Tasks to perform:
1 - Revise the passage on covariate adjustment in paired experiments, starting at "In randomized controlled" and ending at "similar as possible.", so that "participants" becomes "subjects".
2 - Write the next part of the passage on covariate adjustment in paired experiments, picking up after its final sentence.

Page extract:
____

In randomized controlled trials, we expect the pretreatment covariates of the treatment and control groups to be similar except for the treatment itself. However, there will often be small imbalances in baseline covariates due to chance variation in treatment assignment, which can be addressed in multiple ways. One way to improve the precision of the treatment effect estimate would be to adjust for these imbalances during the analysis. Alternatively, it might be possible to balance covariates through the design of the experiment. For example, in paired experiments, participants are organized into pairs prior to treatment assignment, and then, one participant in each pair is randomly assigned to treatment. Ideally, the two participants in each pair would be as similar as possible.

Paired designs are commonly used when the sample size is small. For example, Pane et al. (2014) discuss a randomized trial involving schools in Texas testing the effectiveness of a computer program, the Cognitive Tutor Algebra 1 curriculum. In this trial, schools were organized into 22 pairs and then pair randomized.

While a paired design is often effective at balancing covariates between the treatment and control groups, it may still be helpful to make adjustments for remaining covariate imbalances. Similar situations can occur with other study designs; for example, covariate adjustments may be helpful in rerandomized trials (see Li & Ding, 2020). Perhaps in part because covariate balance is addressed through experimental design, covariate adjustment methods in paired experiments are relatively understudied. Covariate adjustment methods can be model-based or design-based (for a discussion, see Imai et al., 2009; Imbens, 2010). Model-based estimators have the potential to improve efficiency; however, incorrect modeling assumptions can result in bias and increased mean squared error. Design-based estimators rely only on randomization as the basis for inference, diminishing the concern of model misspecification. Hierarchical linear models (see Raudenbush & Bryk, 2002; Woltman et al., 2012) are an example of a model-based approach for blocked experiments including paired experiments. Pinheiro and Bates (2000) and Dixon (2016) note that hierarchical linear models are a common way to analyze blocked experiments. However, the use of such models requires one to make various modeling decisions, potentially raising concerns about model misspecification. For example, Dixon (2016) notes that there is some debate as to whether block effects should be modeled as fixed or random.

____

[Page element annotations]
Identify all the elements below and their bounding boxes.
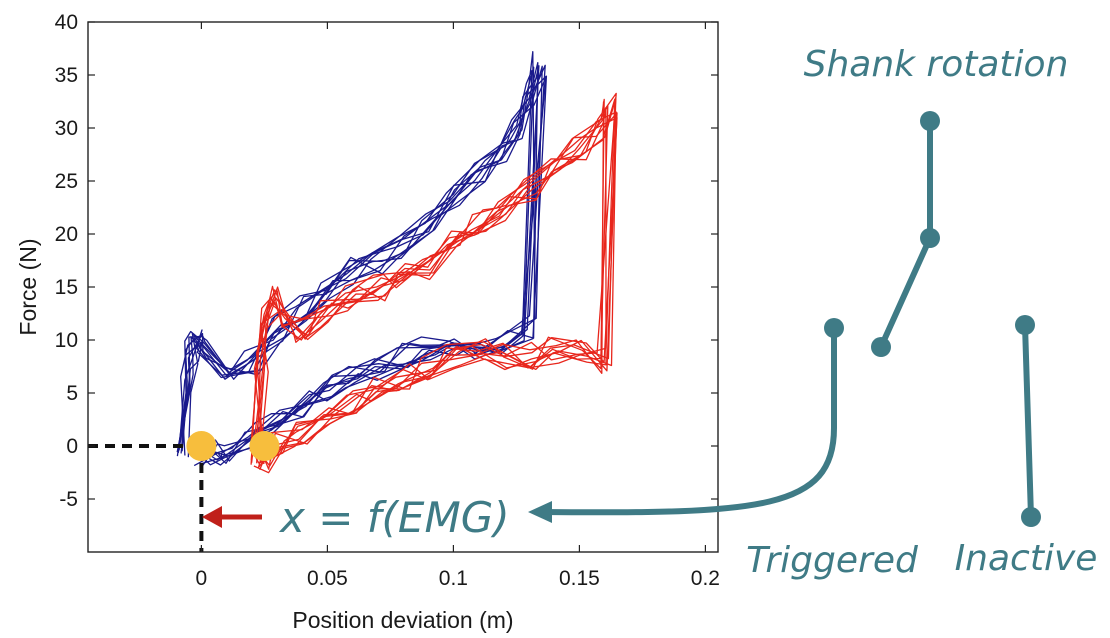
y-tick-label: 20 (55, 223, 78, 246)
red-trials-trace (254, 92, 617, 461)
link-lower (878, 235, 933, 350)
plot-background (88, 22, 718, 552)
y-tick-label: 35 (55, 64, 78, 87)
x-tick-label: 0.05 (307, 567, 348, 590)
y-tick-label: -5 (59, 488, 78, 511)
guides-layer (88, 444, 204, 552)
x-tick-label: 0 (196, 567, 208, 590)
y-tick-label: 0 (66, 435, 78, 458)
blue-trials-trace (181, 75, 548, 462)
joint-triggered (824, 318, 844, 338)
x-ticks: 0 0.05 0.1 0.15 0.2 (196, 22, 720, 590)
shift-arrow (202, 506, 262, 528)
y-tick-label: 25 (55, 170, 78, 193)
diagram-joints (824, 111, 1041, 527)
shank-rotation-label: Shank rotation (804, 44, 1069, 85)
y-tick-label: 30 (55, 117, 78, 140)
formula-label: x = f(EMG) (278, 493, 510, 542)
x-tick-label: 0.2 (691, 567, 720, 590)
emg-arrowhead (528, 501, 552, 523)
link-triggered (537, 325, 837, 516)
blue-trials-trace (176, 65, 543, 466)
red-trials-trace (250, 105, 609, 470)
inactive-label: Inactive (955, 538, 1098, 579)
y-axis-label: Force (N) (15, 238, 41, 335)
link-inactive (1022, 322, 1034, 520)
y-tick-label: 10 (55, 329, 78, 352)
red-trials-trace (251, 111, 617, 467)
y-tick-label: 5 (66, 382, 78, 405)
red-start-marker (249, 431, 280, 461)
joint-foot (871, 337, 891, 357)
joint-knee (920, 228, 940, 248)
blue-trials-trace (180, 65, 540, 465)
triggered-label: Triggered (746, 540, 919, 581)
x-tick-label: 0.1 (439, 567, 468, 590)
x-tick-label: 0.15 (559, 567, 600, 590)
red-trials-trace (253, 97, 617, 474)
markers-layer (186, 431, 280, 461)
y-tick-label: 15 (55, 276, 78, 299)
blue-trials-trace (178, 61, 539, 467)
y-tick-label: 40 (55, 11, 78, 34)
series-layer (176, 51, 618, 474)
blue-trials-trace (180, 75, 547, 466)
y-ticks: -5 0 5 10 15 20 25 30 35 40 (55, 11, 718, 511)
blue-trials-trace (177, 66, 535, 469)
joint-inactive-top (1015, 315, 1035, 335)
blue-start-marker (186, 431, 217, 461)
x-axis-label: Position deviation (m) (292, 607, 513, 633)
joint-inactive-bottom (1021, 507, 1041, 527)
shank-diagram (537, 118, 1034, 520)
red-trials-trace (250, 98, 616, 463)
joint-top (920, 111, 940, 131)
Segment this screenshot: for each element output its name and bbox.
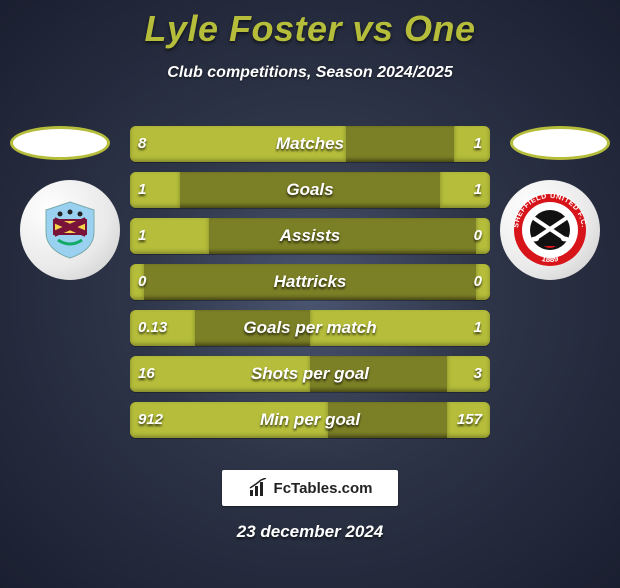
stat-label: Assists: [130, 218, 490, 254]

____

Per-task answers:
1 -
In randomized controlled trials, we expect the pretreatment covariates of the treatment and control groups to be similar except for the treatment itself. However, there will often be small imbalances in baseline covariates due to chance variation in treatment assignment, which can be addressed in multiple ways. One way to improve the precision of the treatment effect estimate would be to adjust for these imbalances during the analysis. Alternatively, it might be possible to balance covariates through the design of the experiment. For example, in paired experiments, subjects are organized into pairs prior to treatment assignment, and then, one participant in each pair is randomly assigned to treatment. Ideally, the two subjects in each pair would be as similar as possible.

2 -
As noted above, covariate adjustments in paired experiments are relatively understudied, and design-based methods are even more so. Imbens and Rubin (2015) and Fogarty (2018) discuss regression-based adjustments. Imbens and Rubin work under a superpopulation model, assuming that the pairs within the experiment are drawn at random from an infinite population, and focus on the population average treatment effect. Fogarty examines the use of regression adjustments in paired experiments under a design-based framework, building on the work of Freedman (2008) and Lin (2013), who discuss regression adjustments in completely randomized experiments. More recently, covariate adjustment methods have been proposed for completely randomized and Bernoulli randomized experiments that involve the use of sample splitting and machine learning methods to impute potential outcomes. These include Aronow and Middleton (2013), Wager et al. (2016), Chernozhukov et al. (2018), E. Wu and Gagnon-Bartsch (2018), Spiess (2018), and Rothe (2018). Some of these methods can be used in more general designs including blocked experiments, for example, Aronow and Middleton (2013). However, unlike the case of regression adjustments, there is not currently an analogue to these methods which is specifically for paired experiments.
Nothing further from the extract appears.